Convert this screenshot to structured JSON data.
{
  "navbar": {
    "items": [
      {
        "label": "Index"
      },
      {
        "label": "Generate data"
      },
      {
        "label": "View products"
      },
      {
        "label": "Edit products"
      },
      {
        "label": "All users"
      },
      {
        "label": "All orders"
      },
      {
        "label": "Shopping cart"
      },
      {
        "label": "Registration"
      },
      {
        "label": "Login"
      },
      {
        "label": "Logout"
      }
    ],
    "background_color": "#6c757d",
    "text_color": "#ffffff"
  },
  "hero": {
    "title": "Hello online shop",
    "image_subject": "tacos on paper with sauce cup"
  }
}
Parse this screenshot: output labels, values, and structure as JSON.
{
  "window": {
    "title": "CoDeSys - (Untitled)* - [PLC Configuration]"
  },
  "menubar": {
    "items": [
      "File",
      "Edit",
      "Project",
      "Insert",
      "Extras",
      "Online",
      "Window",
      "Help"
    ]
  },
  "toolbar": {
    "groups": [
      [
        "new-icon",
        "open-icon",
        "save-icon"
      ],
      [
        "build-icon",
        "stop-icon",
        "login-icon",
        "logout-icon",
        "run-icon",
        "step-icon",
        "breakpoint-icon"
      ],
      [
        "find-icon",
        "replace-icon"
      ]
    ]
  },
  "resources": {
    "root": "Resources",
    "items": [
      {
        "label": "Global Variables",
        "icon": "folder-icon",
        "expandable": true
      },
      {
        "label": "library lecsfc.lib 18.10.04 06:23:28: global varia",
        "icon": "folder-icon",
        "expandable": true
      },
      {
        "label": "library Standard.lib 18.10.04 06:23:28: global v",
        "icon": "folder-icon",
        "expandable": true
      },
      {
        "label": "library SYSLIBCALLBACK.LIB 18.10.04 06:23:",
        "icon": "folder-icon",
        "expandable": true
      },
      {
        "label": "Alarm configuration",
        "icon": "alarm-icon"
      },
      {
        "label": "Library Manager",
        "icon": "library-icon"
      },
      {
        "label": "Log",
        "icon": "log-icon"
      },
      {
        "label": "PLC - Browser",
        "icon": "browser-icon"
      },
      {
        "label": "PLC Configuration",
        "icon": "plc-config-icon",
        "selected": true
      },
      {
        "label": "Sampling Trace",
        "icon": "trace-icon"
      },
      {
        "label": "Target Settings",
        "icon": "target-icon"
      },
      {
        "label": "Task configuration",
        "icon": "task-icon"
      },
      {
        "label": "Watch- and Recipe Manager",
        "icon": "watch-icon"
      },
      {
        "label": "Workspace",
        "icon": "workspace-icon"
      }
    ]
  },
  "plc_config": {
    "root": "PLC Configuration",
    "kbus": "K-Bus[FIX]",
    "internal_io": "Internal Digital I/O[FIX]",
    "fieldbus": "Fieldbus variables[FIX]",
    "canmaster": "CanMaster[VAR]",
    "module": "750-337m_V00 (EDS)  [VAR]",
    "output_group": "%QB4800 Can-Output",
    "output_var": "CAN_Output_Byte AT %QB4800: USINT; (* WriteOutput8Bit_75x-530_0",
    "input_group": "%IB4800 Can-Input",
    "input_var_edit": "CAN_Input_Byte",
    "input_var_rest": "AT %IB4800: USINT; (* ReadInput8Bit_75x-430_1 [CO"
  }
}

•••

- Aim of the exercise -
Your task is to reproduce the whole listing exactly.

- Result for this exercise -
Convert this screenshot to structured JSON data.
{
  "navbar": {
    "items": [
      {
        "label": "Index"
      },
      {
        "label": "Generate data"
      },
      {
        "label": "View products"
      },
      {
        "label": "Edit products"
      },
      {
        "label": "All users"
      },
      {
        "label": "All orders"
      },
      {
        "label": "Shopping cart"
      },
      {
        "label": "Registration"
      },
      {
        "label": "Login"
      },
      {
        "label": "Logout"
      }
    ],
    "background_color": "#6c757d",
    "text_color": "#ffffff"
  },
  "hero": {
    "title": "Hello online shop",
    "image_subject": "tacos on paper with sauce cup"
  }
}
Parse this screenshot: output labels, values, and structure as JSON.
{
  "window": {
    "title": "CoDeSys - (Untitled)* - [PLC Configuration]"
  },
  "menubar": {
    "items": [
      "File",
      "Edit",
      "Project",
      "Insert",
      "Extras",
      "Online",
      "Window",
      "Help"
    ]
  },
  "toolbar": {
    "groups": [
      [
        "new-icon",
        "open-icon",
        "save-icon"
      ],
      [
        "build-icon",
        "stop-icon",
        "login-icon",
        "logout-icon",
        "run-icon",
        "step-icon",
        "breakpoint-icon"
      ],
      [
        "find-icon",
        "replace-icon"
      ]
    ]
  },
  "resources": {
    "root": "Resources",
    "items": [
      {
        "label": "Global Variables",
        "icon": "folder-icon",
        "expandable": true
      },
      {
        "label": "library lecsfc.lib 18.10.04 06:23:28: global varia",
        "icon": "folder-icon",
        "expandable": true
      },
      {
        "label": "library Standard.lib 18.10.04 06:23:28: global v",
        "icon": "folder-icon",
        "expandable": true
      },
      {
        "label": "library SYSLIBCALLBACK.LIB 18.10.04 06:23:",
        "icon": "folder-icon",
        "expandable": true
      },
      {
        "label": "Alarm configuration",
        "icon": "alarm-icon"
      },
      {
        "label": "Library Manager",
        "icon": "library-icon"
      },
      {
        "label": "Log",
        "icon": "log-icon"
      },
      {
        "label": "PLC - Browser",
        "icon": "browser-icon"
      },
      {
        "label": "PLC Configuration",
        "icon": "plc-config-icon",
        "selected": true
      },
      {
        "label": "Sampling Trace",
        "icon": "trace-icon"
      },
      {
        "label": "Target Settings",
        "icon": "target-icon"
      },
      {
        "label": "Task configuration",
        "icon": "task-icon"
      },
      {
        "label": "Watch- and Recipe Manager",
        "icon": "watch-icon"
      },
      {
        "label": "Workspace",
        "icon": "workspace-icon"
      }
    ]
  },
  "plc_config": {
    "root": "PLC Configuration",
    "kbus": "K-Bus[FIX]",
    "internal_io": "Internal Digital I/O[FIX]",
    "fieldbus": "Fieldbus variables[FIX]",
    "canmaster": "CanMaster[VAR]",
    "module": "750-337m_V00 (EDS)  [VAR]",
    "output_group": "%QB4800 Can-Output",
    "output_var": "CAN_Output_Byte AT %QB4800: USINT; (* WriteOutput8Bit_75x-530_0",
    "input_group": "%IB4800 Can-Input",
    "input_var_edit": "CAN_Input_Byte",
    "input_var_rest": "AT %IB4800: USINT; (* ReadInput8Bit_75x-430_1 [CO"
  }
}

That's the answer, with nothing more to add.